### 抜粋本文:
····················
「 2018年11月09日 」一覧

予習シリーズ社会解説 「4年下第11回 米づくり~日本の農業(1)~」

予習シリーズ4年下はこの第11回から実に6回にわたって日本の農業を取り上げます。食というのは人間の生活の根源であり、地形環境などに左右される農業は受験社会としても出題の幅を広くとれ極めて重要な単元です。
特に、今回の単元で学習する米は言うまでもなく日本の主食で、日本文化の象徴の1つといえるでしょう。それを分かってもらうために、授業で「炊く前の状態は米というけど、炊いた後はご飯という。英語では両方ともriceだけど、日本語では使い分けている。なんで使い分けるかというとその必要があるからである。さらに、ご飯という言葉が食事のことを言うように米=食事といえるほど同じものとして見られている」という話をします。

まず、米作りの盛んな地域ですが、その前に今回の単元で覚える必要はそれほど高くありませんが、米はもともと気温が高く雨が多い熱帯の植物であることは知っておきたいです。本来熱帯の植物である稲を、今や冷帯の北海道で大量に生産していることでどれだけの工夫が行われてきたかを感じることができるからです。
米作りが盛んな地域ですが、ぜひここで秋田平野・庄内平野・仙台平野・越後平野石狩平野上川盆地といった地形名を覚えたいです。第9回で触れている内容でもありますし、入試で直結する知識になります。なお、新潟県と北海道は米の生産1位・2位を争っており、時折順位が入れ替わります。ですので、どちらかが1位というよりセットで覚えてしまえばよいです。ついでに秋田県が3位(わりとこれは固定されています)も知っておきたいです。
····················
### 文書レイアウト検出データ:
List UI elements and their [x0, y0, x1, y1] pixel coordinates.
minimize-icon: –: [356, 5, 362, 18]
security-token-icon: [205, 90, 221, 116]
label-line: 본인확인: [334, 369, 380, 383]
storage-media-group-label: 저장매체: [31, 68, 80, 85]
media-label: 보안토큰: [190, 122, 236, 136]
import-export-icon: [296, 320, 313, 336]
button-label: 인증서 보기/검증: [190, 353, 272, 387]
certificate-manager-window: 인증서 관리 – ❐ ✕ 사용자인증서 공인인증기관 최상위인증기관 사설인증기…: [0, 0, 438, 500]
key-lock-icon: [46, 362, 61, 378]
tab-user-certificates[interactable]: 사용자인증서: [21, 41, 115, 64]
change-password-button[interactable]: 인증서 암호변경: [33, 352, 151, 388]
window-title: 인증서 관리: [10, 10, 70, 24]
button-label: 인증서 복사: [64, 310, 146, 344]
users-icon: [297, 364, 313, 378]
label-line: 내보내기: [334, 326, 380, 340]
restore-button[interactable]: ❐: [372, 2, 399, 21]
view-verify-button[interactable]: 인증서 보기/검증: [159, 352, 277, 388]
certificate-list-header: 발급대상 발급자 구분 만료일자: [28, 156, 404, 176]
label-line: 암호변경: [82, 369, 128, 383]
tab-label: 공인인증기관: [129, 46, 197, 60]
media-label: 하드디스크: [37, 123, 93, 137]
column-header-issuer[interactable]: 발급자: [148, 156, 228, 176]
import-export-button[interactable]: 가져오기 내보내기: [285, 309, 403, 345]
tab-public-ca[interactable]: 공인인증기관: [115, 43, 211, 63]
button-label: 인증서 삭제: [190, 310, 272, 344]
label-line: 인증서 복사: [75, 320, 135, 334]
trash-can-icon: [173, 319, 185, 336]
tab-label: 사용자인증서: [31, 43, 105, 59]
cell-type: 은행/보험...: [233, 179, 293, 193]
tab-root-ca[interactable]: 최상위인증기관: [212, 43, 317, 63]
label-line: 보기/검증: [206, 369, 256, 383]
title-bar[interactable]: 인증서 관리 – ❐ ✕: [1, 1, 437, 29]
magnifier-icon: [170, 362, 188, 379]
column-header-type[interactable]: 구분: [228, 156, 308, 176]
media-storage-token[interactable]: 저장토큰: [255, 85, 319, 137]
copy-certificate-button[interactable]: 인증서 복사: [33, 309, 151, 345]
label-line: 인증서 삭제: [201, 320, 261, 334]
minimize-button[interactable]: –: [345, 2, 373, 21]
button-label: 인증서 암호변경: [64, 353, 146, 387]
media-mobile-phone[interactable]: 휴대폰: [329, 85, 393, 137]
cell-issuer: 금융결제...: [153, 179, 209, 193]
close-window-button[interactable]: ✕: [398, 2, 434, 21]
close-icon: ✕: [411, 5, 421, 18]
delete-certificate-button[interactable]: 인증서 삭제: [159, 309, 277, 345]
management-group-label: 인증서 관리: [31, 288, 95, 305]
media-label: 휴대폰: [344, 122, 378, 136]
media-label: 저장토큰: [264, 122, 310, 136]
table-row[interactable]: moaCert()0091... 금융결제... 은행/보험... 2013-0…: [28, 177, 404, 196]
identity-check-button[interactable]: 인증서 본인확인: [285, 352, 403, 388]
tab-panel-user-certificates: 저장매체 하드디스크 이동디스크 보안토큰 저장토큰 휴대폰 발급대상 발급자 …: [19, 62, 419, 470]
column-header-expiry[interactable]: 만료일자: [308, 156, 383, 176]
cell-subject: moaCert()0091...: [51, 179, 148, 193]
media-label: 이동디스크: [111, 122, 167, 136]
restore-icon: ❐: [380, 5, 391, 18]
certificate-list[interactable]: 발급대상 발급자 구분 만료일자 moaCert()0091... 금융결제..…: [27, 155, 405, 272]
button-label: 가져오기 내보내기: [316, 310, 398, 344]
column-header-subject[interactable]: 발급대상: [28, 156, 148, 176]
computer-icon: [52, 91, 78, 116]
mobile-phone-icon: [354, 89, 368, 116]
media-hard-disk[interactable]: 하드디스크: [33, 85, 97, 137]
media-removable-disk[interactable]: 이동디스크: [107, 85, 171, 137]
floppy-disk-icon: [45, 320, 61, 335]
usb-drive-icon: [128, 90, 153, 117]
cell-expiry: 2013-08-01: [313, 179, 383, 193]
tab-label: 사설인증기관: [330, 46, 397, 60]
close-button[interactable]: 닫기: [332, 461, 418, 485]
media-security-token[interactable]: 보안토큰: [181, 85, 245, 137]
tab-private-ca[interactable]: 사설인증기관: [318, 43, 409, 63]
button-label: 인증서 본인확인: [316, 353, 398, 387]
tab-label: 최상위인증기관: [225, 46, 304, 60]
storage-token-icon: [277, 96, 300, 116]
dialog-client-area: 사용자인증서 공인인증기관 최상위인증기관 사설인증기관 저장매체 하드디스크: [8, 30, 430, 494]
····················
### 作業依頼 1:
米づくりの解説文によると、米はもともとどのような植物ですか。
### 作業依頼 2:
米づくりの解説文のうち、「予習シリーズ社会解説 「4年下第11回 米づくり~日本の農業(1)~」」から「れている」という話をします。」までを、その語句も含めて一字一句変えずに書き出してください。
### 作業依頼 3:
米づくりの解説文を、最後の文の後から書き継いでください。

### 想定解答 1:
気温が高く雨が多い熱帯の植物です。

### 想定解答 2:
予習シリーズ社会解説 「4年下第11回 米づくり~日本の農業(1)~」

予習シリーズ4年下はこの第11回から実に6回にわたって日本の農業を取り上げます。食というのは人間の生活の根源であり、地形環境などに左右される農業は受験社会としても出題の幅を広くとれ極めて重要な単元です。
特に、今回の単元で学習する米は言うまでもなく日本の主食で、日本文化の象徴の1つといえるでしょう。それを分かってもらうために、授業で「炊く前の状態は米というけど、炊いた後はご飯という。英語では両方ともriceだけど、日本語では使い分けている。なんで使い分けるかというとその必要があるからである。さらに、ご飯という言葉が食事のことを言うように米=食事といえるほど同じものとして見られている」という話をします。

### 想定解答 3:
米作りの流れといえば
育苗→田起こし→代かき→田植え→中干し→稲刈り→乾燥
という並べ替え問題です。田起こし・代かきではトラクター、稲刈りではコンバインが使われることも写真付きで確認します。ただ、ここで気を付けないといけないのは都心部を中心に田んぼをみたことがない生徒がいることです。じゃあ、なにができるかといえば困るのですが田んぼぐらい見たころあるだろうと思って授業をして違う反応をされると焦るので心構えだけはしておきたいです。まじめな話、受験で合格するには多様な知識と考え方が必要になるので、保護者の方には子どもたちにいろんなものを見せてやってほしいです。

食生活の多様化により米の消費が減っているというのは先々記述の定番になりますが、感覚的に子どもたちもわかるのでそれほど難しくはありません。

この単元でそれほど出題されることではありませんが、学習を深めるページの水田のはたらきは重要です。環境と食に関するテーマは現在の入試で頻出です。
①水をたくわえる
②洪水を防ぐ
③きれいな水を作り出す
④夏の暑さを和らげる
⑤生き物の住みかとなる
と多様な働きがあります。このあたりの1つ2つは答えられるようにしておきたいです。

棚田の再評価が進んでいる話も入試で最近見かけます。今回の単元では言葉だけ覚えておけばいいですが、「都会の人に棚田の良さを知ってもらうために田植え・稲刈り体験のイベントを開催する」といった保存への取り組みは記述問題で登場することもあります。